**Rows:**
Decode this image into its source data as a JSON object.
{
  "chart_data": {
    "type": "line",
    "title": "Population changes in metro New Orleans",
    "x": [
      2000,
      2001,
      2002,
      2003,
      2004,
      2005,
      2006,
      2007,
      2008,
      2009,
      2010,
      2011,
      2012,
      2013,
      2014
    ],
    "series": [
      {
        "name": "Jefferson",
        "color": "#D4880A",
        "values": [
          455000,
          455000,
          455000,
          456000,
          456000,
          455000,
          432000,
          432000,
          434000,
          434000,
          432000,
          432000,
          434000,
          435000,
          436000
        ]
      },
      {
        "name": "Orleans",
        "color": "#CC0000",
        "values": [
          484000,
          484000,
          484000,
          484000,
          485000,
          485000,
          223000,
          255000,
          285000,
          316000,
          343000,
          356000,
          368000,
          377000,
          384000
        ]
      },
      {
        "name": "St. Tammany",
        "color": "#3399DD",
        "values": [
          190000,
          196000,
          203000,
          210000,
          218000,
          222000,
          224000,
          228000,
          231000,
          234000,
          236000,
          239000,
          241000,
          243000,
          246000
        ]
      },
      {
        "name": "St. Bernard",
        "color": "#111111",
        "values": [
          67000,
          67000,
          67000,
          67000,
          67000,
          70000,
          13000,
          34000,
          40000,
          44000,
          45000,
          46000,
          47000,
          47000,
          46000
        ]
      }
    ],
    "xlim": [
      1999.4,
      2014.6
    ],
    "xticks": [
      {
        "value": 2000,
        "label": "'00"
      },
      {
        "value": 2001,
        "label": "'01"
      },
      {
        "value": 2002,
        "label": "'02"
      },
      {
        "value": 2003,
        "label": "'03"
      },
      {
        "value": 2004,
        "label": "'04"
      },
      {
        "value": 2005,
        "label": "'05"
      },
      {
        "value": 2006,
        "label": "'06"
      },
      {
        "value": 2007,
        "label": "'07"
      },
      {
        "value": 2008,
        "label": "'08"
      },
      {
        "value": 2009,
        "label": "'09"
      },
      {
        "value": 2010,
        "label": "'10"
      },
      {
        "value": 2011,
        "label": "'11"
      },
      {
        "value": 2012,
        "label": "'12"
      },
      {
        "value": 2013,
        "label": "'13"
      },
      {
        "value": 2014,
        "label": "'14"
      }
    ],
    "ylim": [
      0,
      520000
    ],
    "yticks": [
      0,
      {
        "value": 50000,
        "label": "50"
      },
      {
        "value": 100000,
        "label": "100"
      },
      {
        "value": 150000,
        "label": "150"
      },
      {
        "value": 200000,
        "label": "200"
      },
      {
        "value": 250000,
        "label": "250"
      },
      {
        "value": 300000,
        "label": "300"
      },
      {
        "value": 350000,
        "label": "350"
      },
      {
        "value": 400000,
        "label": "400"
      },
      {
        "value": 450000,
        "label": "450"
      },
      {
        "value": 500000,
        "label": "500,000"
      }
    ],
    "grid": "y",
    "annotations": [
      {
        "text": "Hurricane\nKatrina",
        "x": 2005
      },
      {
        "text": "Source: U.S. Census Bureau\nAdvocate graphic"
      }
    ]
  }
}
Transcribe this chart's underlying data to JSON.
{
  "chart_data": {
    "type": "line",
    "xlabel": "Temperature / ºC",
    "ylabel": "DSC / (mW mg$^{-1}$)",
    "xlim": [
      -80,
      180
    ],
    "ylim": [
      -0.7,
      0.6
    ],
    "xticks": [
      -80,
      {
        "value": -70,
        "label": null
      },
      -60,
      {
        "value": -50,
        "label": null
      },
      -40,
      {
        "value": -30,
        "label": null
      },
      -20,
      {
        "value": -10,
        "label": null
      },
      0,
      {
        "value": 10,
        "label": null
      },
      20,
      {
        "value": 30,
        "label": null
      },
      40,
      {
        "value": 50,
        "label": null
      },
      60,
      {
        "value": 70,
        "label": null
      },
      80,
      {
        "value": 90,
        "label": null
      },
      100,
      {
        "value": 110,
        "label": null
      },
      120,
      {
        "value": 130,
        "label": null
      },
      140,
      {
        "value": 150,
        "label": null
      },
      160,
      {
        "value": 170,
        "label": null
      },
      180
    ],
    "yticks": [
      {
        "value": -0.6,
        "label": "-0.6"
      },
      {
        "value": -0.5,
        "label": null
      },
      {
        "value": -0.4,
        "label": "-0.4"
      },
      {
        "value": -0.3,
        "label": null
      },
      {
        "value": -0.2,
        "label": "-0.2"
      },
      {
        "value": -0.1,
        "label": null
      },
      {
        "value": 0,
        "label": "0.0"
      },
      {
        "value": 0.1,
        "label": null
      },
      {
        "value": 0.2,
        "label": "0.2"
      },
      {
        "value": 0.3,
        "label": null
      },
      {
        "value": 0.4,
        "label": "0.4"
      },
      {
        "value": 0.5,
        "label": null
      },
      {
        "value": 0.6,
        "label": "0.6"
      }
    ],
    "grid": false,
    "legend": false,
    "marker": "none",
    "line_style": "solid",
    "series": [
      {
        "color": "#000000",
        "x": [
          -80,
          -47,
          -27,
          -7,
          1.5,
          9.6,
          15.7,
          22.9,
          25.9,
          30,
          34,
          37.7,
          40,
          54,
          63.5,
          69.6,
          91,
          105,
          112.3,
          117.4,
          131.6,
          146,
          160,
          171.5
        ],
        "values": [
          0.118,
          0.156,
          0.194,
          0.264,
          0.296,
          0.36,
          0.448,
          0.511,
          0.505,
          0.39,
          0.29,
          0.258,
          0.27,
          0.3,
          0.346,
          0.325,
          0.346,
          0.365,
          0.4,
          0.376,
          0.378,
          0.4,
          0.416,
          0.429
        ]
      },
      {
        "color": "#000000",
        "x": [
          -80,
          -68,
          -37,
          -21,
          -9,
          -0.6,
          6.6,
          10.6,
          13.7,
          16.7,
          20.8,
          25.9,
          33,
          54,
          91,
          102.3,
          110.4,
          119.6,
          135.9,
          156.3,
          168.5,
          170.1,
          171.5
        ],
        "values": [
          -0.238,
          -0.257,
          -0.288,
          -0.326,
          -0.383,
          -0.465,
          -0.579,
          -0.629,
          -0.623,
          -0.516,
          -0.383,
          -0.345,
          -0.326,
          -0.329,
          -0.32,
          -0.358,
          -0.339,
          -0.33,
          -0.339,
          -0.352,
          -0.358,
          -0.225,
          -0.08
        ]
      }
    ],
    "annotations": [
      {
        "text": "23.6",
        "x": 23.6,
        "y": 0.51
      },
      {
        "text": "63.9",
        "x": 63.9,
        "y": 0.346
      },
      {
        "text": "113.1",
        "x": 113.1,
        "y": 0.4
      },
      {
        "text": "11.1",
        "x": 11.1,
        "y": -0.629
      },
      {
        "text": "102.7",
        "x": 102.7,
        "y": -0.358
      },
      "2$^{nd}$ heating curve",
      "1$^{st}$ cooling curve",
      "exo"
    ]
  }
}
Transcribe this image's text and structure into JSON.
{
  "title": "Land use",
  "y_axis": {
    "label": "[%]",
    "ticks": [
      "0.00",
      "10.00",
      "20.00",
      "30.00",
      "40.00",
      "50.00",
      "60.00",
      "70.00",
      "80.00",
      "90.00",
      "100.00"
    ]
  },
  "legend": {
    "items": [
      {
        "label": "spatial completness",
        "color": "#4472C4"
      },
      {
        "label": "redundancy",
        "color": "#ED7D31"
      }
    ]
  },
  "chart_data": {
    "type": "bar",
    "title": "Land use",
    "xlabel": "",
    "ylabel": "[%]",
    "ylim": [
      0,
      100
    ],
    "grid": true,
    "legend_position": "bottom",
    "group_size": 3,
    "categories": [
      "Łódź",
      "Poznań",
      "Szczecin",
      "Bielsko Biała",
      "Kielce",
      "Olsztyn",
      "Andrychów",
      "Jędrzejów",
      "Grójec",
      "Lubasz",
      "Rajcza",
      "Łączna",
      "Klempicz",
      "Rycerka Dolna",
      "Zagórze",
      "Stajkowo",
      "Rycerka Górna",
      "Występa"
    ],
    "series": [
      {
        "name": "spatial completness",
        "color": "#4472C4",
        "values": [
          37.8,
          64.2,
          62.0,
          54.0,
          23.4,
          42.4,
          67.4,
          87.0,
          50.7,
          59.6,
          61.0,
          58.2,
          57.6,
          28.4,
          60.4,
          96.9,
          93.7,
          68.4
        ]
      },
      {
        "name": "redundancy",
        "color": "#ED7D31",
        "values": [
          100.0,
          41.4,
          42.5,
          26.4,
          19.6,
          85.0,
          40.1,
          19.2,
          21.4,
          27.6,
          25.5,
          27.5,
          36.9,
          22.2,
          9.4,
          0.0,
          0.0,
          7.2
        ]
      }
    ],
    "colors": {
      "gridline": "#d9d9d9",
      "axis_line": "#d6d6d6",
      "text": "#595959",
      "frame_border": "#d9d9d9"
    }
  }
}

**Your task:** Say how many lines in the listing above include "Transcribe". Give nothing but the number.

**Answer for this exercise:** 2